**Study questions**
(a) Reproduce the passage of the post on the U.S. economy from "Tuesday, June 2, 2009" to "take several years.".
(b) For each statement below, say whether the post on the U.S. economy agrees with it, and quote the words that decide it. (i) CBO expects the unemployment rate to peak above 10 percent. (ii) CBO expects the output gap to close in 2011. (iii) Financial markets have shown no improvement since the fall.
··· Extract provided ···
Tuesday, June 2, 2009

the state of the US economy...

CBO Budget Director:

I testified yesterday before the House Budget Committee regarding the state of the U.S. economy. I emphasized the following points:

  • In CBO’s judgment, the economy will stop contracting and resume growing during the second half of this year, but the hardships caused by the recession will persist for some time. We now expect that the recovery will be more tepid than we had projected earlier. In particular, the growth in output later this year and next year is likely to be sufficiently weak that the unemployment rate will continue to rise into the second half of next year and peak above 10 percent. Economic growth over time will ultimately bring the unemployment rate back down to the neighborhood of 5 percent seen before this downturn began, but that process is likely to take several years.
  • On the positive side, the fiscal stimulus provided by the federal government is now beginning to boost the economy, and financial markets show clear signs of improvement since the fall and winter. However, many factors will likely temper the strength of the recovery: the loss of household wealth, the fragility of financial institutions, persistently weak growth in the rest of the world, a surplus of housing units on the market, and low utilization of manufacturing capacity.
  • Even if the economy returns to positive growth this year, the loss in output and income during this downturn will be huge. In CBO’s March forecast, the difference between the economy’s actual and potential output will average 7 percent of GDP (which is equivalent to about a trillion dollars) this year and next, and that gap in output will not close until 2013. CBO’s forecast in August is likely to show even larger shortfalls in output over the next few years. By this measure, the current recession and its aftermath will be the most severe economic downturn of the postwar period.
··· Given data ···
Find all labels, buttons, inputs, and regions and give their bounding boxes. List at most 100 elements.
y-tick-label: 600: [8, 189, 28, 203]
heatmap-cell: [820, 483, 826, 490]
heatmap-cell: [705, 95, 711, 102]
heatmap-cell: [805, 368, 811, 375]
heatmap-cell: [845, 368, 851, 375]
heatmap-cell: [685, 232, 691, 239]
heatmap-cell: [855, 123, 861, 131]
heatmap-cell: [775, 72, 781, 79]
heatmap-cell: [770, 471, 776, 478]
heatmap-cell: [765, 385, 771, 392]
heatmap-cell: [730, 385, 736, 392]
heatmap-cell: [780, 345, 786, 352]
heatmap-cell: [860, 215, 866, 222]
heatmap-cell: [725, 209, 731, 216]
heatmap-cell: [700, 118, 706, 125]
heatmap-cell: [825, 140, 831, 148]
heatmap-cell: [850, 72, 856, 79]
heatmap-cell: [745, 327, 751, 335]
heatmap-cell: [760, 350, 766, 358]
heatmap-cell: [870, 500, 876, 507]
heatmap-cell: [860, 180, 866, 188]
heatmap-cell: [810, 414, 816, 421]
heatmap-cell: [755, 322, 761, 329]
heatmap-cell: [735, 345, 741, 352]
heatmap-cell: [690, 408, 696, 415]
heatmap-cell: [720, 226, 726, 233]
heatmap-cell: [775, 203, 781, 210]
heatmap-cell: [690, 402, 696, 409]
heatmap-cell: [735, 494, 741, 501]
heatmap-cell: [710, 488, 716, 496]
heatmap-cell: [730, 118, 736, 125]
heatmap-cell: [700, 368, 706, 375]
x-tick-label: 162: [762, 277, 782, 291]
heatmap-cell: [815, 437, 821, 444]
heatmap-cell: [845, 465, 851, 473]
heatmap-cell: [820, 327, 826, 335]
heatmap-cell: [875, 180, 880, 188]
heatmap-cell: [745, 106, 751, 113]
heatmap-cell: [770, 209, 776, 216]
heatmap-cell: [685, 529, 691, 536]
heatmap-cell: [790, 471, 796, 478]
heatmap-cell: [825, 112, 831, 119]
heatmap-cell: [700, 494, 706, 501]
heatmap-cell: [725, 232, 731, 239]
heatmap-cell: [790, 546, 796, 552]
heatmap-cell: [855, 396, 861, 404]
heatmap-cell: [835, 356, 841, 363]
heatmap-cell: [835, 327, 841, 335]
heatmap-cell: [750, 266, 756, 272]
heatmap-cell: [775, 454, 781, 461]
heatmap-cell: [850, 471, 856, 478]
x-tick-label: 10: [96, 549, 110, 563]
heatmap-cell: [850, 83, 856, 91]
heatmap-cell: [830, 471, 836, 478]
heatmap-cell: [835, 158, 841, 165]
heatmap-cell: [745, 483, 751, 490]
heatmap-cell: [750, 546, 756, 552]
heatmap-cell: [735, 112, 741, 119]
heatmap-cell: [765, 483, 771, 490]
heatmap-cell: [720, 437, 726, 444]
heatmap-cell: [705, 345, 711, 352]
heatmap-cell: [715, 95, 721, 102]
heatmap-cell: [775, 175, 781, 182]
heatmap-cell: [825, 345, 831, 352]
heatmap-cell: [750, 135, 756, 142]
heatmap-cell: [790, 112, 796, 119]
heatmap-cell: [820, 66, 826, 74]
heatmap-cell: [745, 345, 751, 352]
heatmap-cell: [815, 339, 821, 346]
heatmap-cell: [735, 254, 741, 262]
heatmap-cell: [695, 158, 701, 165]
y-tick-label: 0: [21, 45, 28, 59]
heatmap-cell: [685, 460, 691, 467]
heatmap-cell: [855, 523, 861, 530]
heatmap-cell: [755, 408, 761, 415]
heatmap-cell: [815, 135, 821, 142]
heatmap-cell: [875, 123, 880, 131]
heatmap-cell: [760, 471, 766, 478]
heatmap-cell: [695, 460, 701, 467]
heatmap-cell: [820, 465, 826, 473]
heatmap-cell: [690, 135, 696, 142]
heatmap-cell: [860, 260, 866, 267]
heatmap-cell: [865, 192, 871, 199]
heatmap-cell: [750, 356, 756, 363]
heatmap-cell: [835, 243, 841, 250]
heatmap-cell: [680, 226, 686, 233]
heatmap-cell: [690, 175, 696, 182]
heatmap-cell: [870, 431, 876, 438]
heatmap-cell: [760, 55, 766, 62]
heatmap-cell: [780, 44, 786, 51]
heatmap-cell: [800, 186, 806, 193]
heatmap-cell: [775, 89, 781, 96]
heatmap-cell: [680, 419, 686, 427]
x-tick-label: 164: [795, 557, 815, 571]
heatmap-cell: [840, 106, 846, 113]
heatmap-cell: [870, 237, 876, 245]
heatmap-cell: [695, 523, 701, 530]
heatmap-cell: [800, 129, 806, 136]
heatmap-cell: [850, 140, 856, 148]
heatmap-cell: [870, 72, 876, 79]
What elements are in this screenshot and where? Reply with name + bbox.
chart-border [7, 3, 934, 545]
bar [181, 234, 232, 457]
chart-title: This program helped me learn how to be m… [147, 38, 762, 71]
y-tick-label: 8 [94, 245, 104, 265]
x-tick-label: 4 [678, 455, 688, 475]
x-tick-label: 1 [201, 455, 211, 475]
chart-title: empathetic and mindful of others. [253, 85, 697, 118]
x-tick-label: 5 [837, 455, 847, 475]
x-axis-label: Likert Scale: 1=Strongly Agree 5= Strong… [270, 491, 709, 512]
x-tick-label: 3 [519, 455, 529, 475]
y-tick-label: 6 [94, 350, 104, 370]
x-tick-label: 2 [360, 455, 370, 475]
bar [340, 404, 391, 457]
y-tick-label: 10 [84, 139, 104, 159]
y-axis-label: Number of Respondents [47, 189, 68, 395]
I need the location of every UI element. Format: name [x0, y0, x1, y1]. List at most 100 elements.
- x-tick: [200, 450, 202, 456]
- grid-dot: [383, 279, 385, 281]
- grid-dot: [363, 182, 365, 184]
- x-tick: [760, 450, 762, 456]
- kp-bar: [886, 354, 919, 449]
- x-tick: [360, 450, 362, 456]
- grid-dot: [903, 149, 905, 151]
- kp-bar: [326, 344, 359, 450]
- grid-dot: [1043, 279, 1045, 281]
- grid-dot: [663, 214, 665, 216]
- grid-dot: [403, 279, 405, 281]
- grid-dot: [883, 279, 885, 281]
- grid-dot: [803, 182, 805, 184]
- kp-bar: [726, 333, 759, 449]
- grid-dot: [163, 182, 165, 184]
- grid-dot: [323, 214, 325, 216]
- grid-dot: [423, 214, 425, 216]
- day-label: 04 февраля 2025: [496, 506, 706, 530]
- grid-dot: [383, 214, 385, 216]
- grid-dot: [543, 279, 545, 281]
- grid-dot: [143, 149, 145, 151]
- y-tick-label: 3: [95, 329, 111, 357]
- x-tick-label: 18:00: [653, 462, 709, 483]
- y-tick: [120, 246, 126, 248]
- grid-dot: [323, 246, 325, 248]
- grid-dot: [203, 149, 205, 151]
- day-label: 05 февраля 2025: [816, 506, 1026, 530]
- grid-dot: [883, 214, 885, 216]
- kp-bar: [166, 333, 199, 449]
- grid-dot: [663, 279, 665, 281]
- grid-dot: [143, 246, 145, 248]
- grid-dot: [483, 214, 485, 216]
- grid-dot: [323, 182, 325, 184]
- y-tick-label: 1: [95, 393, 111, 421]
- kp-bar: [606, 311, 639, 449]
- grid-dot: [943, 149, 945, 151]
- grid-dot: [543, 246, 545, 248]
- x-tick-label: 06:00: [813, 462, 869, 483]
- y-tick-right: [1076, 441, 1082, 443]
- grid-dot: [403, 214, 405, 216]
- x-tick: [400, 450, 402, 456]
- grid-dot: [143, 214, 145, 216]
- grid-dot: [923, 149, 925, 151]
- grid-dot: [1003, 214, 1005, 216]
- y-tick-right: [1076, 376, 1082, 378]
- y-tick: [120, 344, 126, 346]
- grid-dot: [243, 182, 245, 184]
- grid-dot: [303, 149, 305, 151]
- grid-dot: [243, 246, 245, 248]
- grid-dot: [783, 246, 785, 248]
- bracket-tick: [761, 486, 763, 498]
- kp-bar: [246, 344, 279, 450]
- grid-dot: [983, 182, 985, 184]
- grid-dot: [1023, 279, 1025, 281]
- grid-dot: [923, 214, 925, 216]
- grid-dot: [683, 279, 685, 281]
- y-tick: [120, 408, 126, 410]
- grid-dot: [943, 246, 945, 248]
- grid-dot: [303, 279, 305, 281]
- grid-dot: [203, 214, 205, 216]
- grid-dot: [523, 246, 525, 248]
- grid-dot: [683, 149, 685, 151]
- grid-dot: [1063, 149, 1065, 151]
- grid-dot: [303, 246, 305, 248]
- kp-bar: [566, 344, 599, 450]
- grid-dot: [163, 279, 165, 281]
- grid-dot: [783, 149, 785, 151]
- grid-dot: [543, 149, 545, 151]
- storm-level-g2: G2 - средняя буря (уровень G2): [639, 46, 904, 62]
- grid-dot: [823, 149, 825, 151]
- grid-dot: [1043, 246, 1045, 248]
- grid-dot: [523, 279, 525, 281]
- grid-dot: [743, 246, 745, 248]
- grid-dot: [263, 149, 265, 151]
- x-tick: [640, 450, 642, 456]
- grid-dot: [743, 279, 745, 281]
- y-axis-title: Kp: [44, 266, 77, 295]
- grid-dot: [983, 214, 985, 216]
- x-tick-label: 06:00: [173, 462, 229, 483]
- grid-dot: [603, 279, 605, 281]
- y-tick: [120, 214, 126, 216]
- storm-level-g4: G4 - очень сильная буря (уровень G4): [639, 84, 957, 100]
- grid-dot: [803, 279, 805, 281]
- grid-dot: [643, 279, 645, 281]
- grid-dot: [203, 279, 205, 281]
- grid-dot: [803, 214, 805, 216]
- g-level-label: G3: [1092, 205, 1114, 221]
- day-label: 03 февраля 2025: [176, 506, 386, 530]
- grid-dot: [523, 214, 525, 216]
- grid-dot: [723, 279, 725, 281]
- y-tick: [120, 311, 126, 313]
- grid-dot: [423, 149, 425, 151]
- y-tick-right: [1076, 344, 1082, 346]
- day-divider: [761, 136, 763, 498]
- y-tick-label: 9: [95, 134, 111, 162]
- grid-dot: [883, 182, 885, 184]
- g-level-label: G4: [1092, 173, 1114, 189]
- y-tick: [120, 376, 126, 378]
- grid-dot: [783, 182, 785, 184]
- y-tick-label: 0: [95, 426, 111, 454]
···
**Per-task outputs**
(a)
Tuesday, June 2, 2009

the state of the US economy...

CBO Budget Director:

I testified yesterday before the House Budget Committee regarding the state of the U.S. economy. I emphasized the following points:

  • In CBO’s judgment, the economy will stop contracting and resume growing during the second half of this year, but the hardships caused by the recession will persist for some time. We now expect that the recovery will be more tepid than we had projected earlier. In particular, the growth in output later this year and next year is likely to be sufficiently weak that the unemployment rate will continue to rise into the second half of next year and peak above 10 percent. Economic growth over time will ultimately bring the unemployment rate back down to the neighborhood of 5 percent seen before this downturn began, but that process is likely to take several years.

(b)
(i) Yes: "peak above 10 percent"
(ii) No: "that gap in output will not close until 2013"
(iii) No: "financial markets show clear signs of improvement since the fall and winter"